• _What needs to be done_:
Retype the line where "Type out the text in this image." appears and each line that follows it down to the last line of the records below. Leave the pictures out.

============================================================

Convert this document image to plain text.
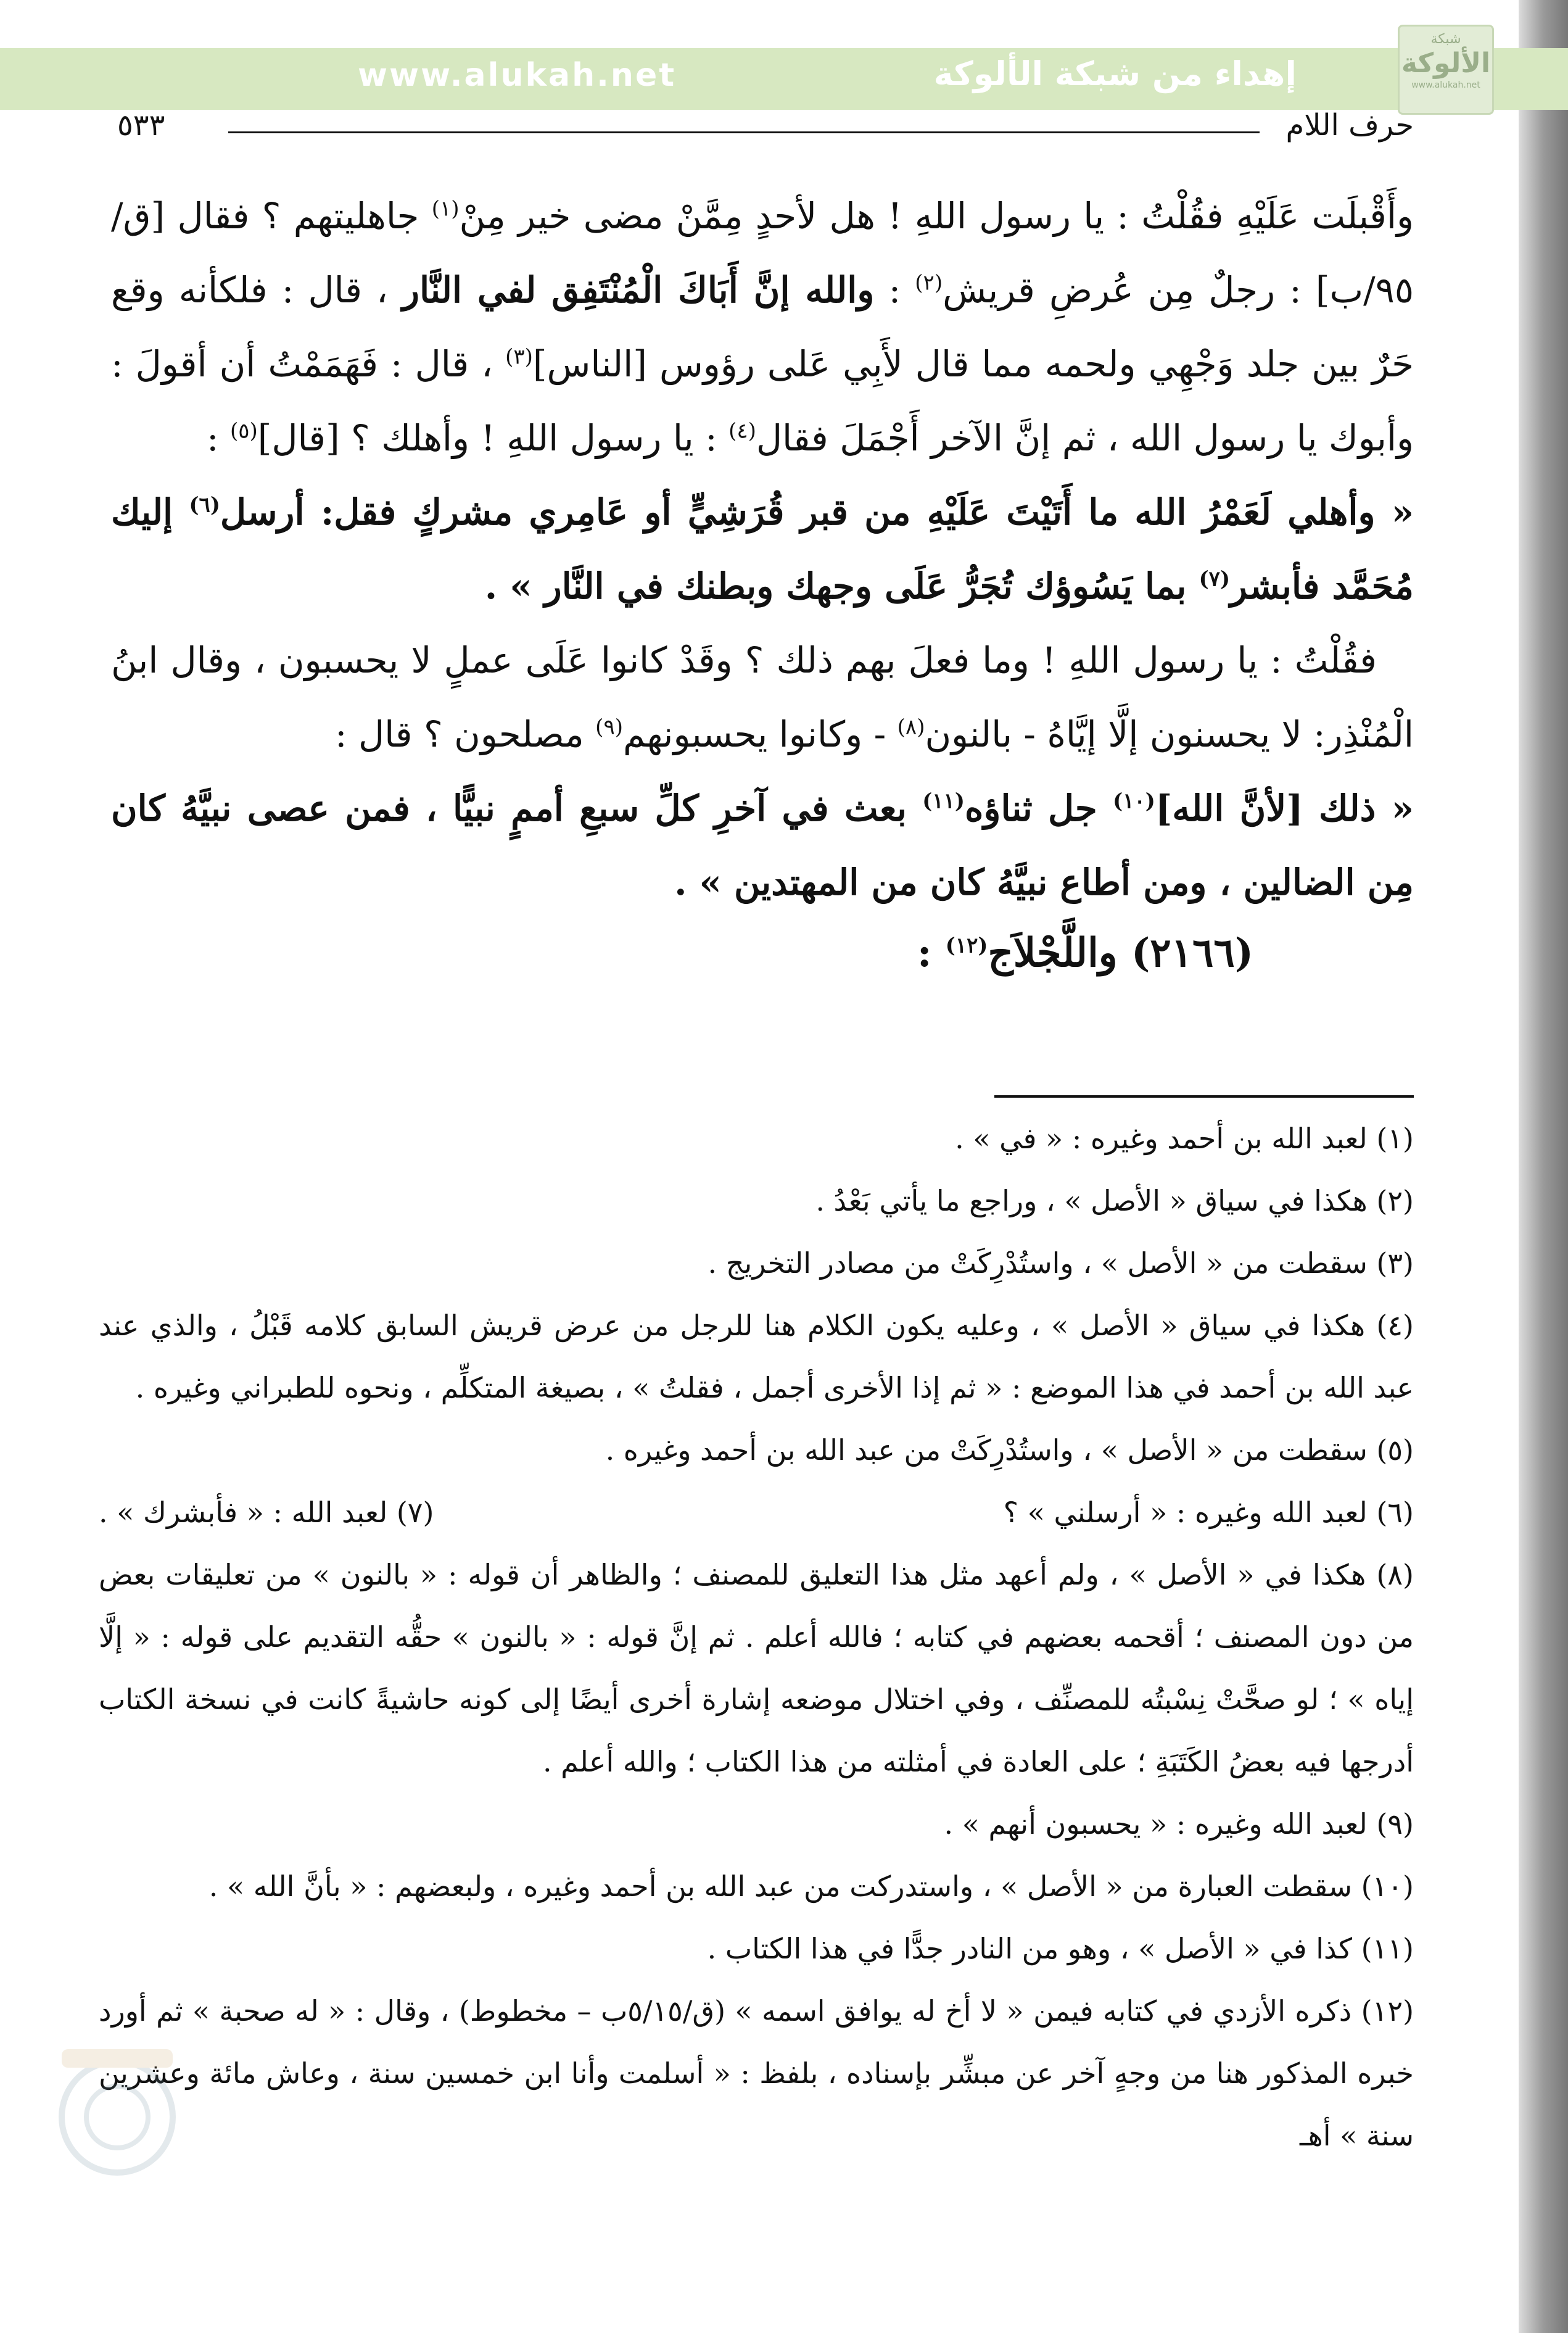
إهداء من شبكة الألوكة
www.alukah.net
شبكة
الألوكة
www.alukah.net
حرف اللام
٥٣٣

وأَقْبلَت عَلَيْهِ فقُلْتُ : يا رسول اللهِ ! هل لأحدٍ مِمَّنْ مضى خير مِنْ$^{(١)}$ جاهليتهم ؟ فقال [ق/ ٩٥/ب] : رجلٌ مِن عُرضِ قريش$^{(٢)}$ : والله إنَّ أَبَاكَ الْمُنْتَفِق لفي النَّار ، قال : فلكأنه وقع حَرٌ بين جلد وَجْهِي ولحمه مما قال لأَبِي عَلى رؤوس [الناس]$^{(٣)}$ ، قال : فَهَمَمْتُ أن أقولَ : وأبوك يا رسول الله ، ثم إنَّ الآخر أَجْمَلَ فقال$^{(٤)}$ : يا رسول اللهِ ! وأهلك ؟ [قال]$^{(٥)}$ :

« وأهلي لَعَمْرُ الله ما أَتَيْتَ عَلَيْهِ من قبر قُرَشِيٍّ أو عَامِري مشركٍ فقل: أرسل$^{(٦)}$ إليك مُحَمَّد فأبشر$^{(٧)}$ بما يَسُوؤك تُجَرُّ عَلَى وجهك وبطنك في النَّار » .

فقُلْتُ : يا رسول اللهِ ! وما فعلَ بهم ذلك ؟ وقَدْ كانوا عَلَى عملٍ لا يحسبون ، وقال ابنُ الْمُنْذِر: لا يحسنون إلَّا إيَّاهُ - بالنون$^{(٨)}$ - وكانوا يحسبونهم$^{(٩)}$ مصلحون ؟ قال :

« ذلك [لأنَّ الله]$^{(١٠)}$ جل ثناؤه$^{(١١)}$ بعث في آخرِ كلِّ سبعِ أممٍ نبيًّا ، فمن عصى نبيَّهُ كان مِن الضالين ، ومن أطاع نبيَّهُ كان من المهتدين » .

(٢١٦٦) واللَّجْلاَج$^{(١٢)}$ :

(١) لعبد الله بن أحمد وغيره : « في » .

(٢) هكذا في سياق « الأصل » ، وراجع ما يأتي بَعْدُ .

(٣) سقطت من « الأصل » ، واستُدْرِكَتْ من مصادر التخريج .

(٤) هكذا في سياق « الأصل » ، وعليه يكون الكلام هنا للرجل من عرض قريش السابق كلامه قَبْلُ ، والذي عند عبد الله بن أحمد في هذا الموضع : « ثم إذا الأخرى أجمل ، فقلتُ » ، بصيغة المتكلِّم ، ونحوه للطبراني وغيره .

(٥) سقطت من « الأصل » ، واستُدْرِكَتْ من عبد الله بن أحمد وغيره .

(٦) لعبد الله وغيره : « أرسلني » ؟
(٧) لعبد الله : « فأبشرك » .

(٨) هكذا في « الأصل » ، ولم أعهد مثل هذا التعليق للمصنف ؛ والظاهر أن قوله : « بالنون » من تعليقات بعض من دون المصنف ؛ أقحمه بعضهم في كتابه ؛ فالله أعلم . ثم إنَّ قوله : « بالنون » حقُّه التقديم على قوله : « إلَّا إياه » ؛ لو صحَّتْ نِسْبتُه للمصنِّف ، وفي اختلال موضعه إشارة أخرى أيضًا إلى كونه حاشيةً كانت في نسخة الكتاب أدرجها فيه بعضُ الكَتَبَةِ ؛ على العادة في أمثلته من هذا الكتاب ؛ والله أعلم .

(٩) لعبد الله وغيره : « يحسبون أنهم » .

(١٠) سقطت العبارة من « الأصل » ، واستدركت من عبد الله بن أحمد وغيره ، ولبعضهم : « بأنَّ الله » .

(١١) كذا في « الأصل » ، وهو من النادر جدًّا في هذا الكتاب .

(١٢) ذكره الأزدي في كتابه فيمن « لا أخ له يوافق اسمه » (ق/٥/١٥ب – مخطوط) ، وقال : « له صحبة » ثم أورد خبره المذكور هنا من وجهٍ آخر عن مبشِّر بإسناده ، بلفظ : « أسلمت وأنا ابن خمسين سنة ، وعاش مائة وعشرين سنة » أهـ
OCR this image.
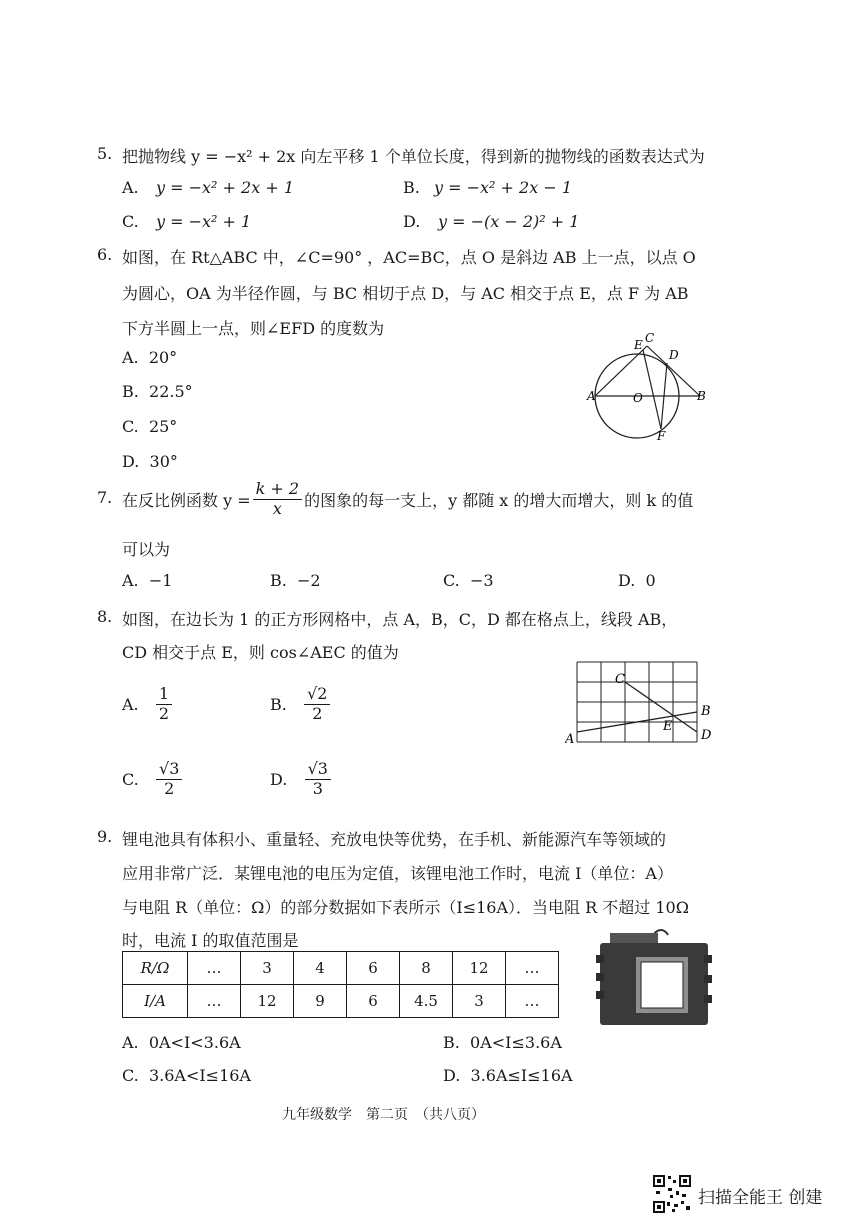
5. 把抛物线 y = −x² + 2x 向左平移 1 个单位长度，得到新的抛物线的函数表达式为
A. y = −x² + 2x + 1	B. y = −x² + 2x − 1
C. y = −x² + 1	D. y = −(x − 2)² + 1
6. 如图，在 Rt△ABC 中，∠C=90° ，AC=BC，点 O 是斜边 AB 上一点，以点 O
为圆心，OA 为半径作圆，与 BC 相切于点 D，与 AC 相交于点 E，点 F 为 AB
下方半圆上一点，则∠EFD 的度数为
A. 20°
B. 22.5°
C. 25°
D. 30°
C
E
D
A	O	B
F
7. 在反比例函数 $y = \frac{k + 2}{x}$ 的图象的每一支上，y 都随 x 的增大而增大，则 k 的值
可以为
A. −1	B. −2	C. −3	D. 0
8. 如图，在边长为 1 的正方形网格中，点 A，B，C，D 都在格点上，线段 AB，
CD 相交于点 E，则 cos∠AEC 的值为
A.
$\frac{1}{2}$	B.
$\frac{√2}{2}$
C.
$\frac{√3}{2}$	D.
$\frac{√3}{3}$
A
B
C
D
E
9. 锂电池具有体积小、重量轻、充放电快等优势，在手机、新能源汽车等领域的
应用非常广泛．某锂电池的电压为定值，该锂电池工作时，电流 I（单位：A）
与电阻 R（单位：Ω）的部分数据如下表所示（I≤16A）．当电阻 R 不超过 10Ω
时，电流 I 的取值范围是
R/Ω	…	3	4	6	8	12	…
I/A	…	12	9	6	4.5	3	…
A. 0A<I<3.6A	B. 0A<I≤3.6A
C. 3.6A<I≤16A	D. 3.6A≤I≤16A
九年级数学　第二页　（共八页）
扫描全能王 创建
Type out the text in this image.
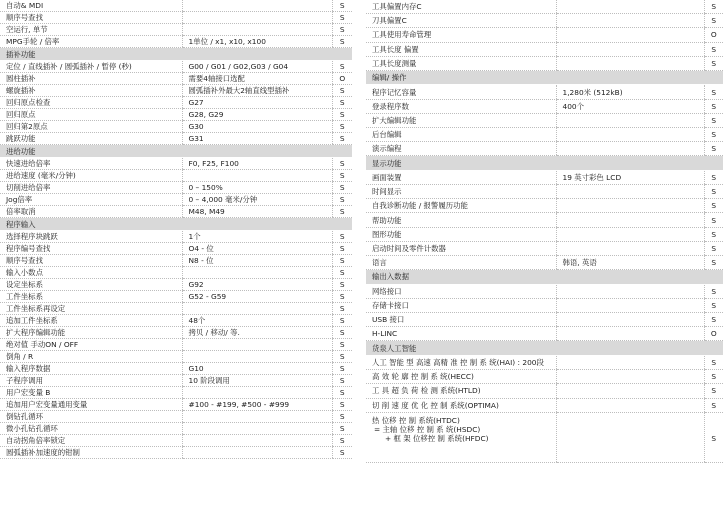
自动& MDI		S
顺序号查找		S
空运行, 单节		S
MPG手轮 / 倍率	1单位 / x1, x10, x100	S
插补功能		
定位 / 直线插补 / 圆弧插补 / 暂停 (秒)	G00 / G01 / G02,G03 / G04	S
圆柱插补	需要4轴接口选配	O
螺旋插补	圆弧插补外最大2轴直线型插补	S
回归原点检查	G27	S
回归原点	G28, G29	S
回归第2原点	G30	S
跳跃功能	G31	S
进给功能		
快速进给倍率	F0, F25, F100	S
进给速度 (毫米/分钟)		S
切削进给倍率	0 – 150%	S
Jog倍率	0 – 4,000 毫米/分钟	S
倍率取消	M48, M49	S
程序输入		
选择程序块跳跃	1个	S
程序编号查找	O4 - 位	S
顺序号查找	N8 - 位	S
输入小数点		S
设定坐标系	G92	S
工件坐标系	G52 - G59	S
工件坐标系再设定		S
追加工件坐标系	48个	S
扩大程序编辑功能	拷贝 / 移动/ 等.	S
绝对值 手动ON / OFF		S
倒角 / R		S
输入程序数据	G10	S
子程序调用	10 阶段调用	S
用户宏变量 B		S
追加用户宏变量通用变量	#100 - #199, #500 - #999	S
倒钻孔循环		S
微小孔钻孔循环		S
自动拐角倍率锁定		S
圆弧插补加速度的钳制		S
工具偏置内存C		S
刀具偏置C		S
工具使用寿命管理		O
工具长度 偏置		S
工具长度测量		S
编辑/ 操作		
程序记忆容量	1,280米 (512kB)	S
登录程序数	400个	S
扩大编辑功能		S
后台编辑		S
演示编程		S
显示功能		
画面装置	19 英寸彩色 LCD	S
时间显示		S
自我诊断功能 / 报警履历功能		S
帮助功能		S
图形功能		S
启动时间及零件计数器		S
语言	韩语, 英语	S
输出入数据		
网络接口		S
存储卡接口		S
USB 接口		S
H-LINC		O
货泉人工智能		
人工 智能 型 高速 高精 准 控 制 系 统(HAI) : 200段		S
高 效 轮 廓 控 制 系 统(HECC)		S
工 具 超 负 荷 检 测 系统(HTLD)		S
切 削 速 度 优 化 控 制 系统(OPTIMA)		S

热 位移 控 制 系统(HTDC)
= 主轴 位移 控 制 系 统(HSDC)
+ 框 架 位移控 制 系统(HFDC)		S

============================================================

• _Task result_:
Type out the text in this image.
自动& MDI		S
顺序号查找		S
空运行, 单节		S
MPG手轮 / 倍率	1单位 / x1, x10, x100	S
插补功能		
定位 / 直线插补 / 圆弧插补 / 暂停 (秒)	G00 / G01 / G02,G03 / G04	S
圆柱插补	需要4轴接口选配	O
螺旋插补	圆弧插补外最大2轴直线型插补	S
回归原点检查	G27	S
回归原点	G28, G29	S
回归第2原点	G30	S
跳跃功能	G31	S
进给功能		
快速进给倍率	F0, F25, F100	S
进给速度 (毫米/分钟)		S
切削进给倍率	0 – 150%	S
Jog倍率	0 – 4,000 毫米/分钟	S
倍率取消	M48, M49	S
程序输入		
选择程序块跳跃	1个	S
程序编号查找	O4 - 位	S
顺序号查找	N8 - 位	S
输入小数点		S
设定坐标系	G92	S
工件坐标系	G52 - G59	S
工件坐标系再设定		S
追加工件坐标系	48个	S
扩大程序编辑功能	拷贝 / 移动/ 等.	S
绝对值 手动ON / OFF		S
倒角 / R		S
输入程序数据	G10	S
子程序调用	10 阶段调用	S
用户宏变量 B		S
追加用户宏变量通用变量	#100 - #199, #500 - #999	S
倒钻孔循环		S
微小孔钻孔循环		S
自动拐角倍率锁定		S
圆弧插补加速度的钳制		S
工具偏置内存C		S
刀具偏置C		S
工具使用寿命管理		O
工具长度 偏置		S
工具长度测量		S
编辑/ 操作		
程序记忆容量	1,280米 (512kB)	S
登录程序数	400个	S
扩大编辑功能		S
后台编辑		S
演示编程		S
显示功能		
画面装置	19 英寸彩色 LCD	S
时间显示		S
自我诊断功能 / 报警履历功能		S
帮助功能		S
图形功能		S
启动时间及零件计数器		S
语言	韩语, 英语	S
输出入数据		
网络接口		S
存储卡接口		S
USB 接口		S
H-LINC		O
货泉人工智能		
人工 智能 型 高速 高精 准 控 制 系 统(HAI) : 200段		S
高 效 轮 廓 控 制 系 统(HECC)		S
工 具 超 负 荷 检 测 系统(HTLD)		S
切 削 速 度 优 化 控 制 系统(OPTIMA)		S

热 位移 控 制 系统(HTDC)
= 主轴 位移 控 制 系 统(HSDC)
+ 框 架 位移控 制 系统(HFDC)		S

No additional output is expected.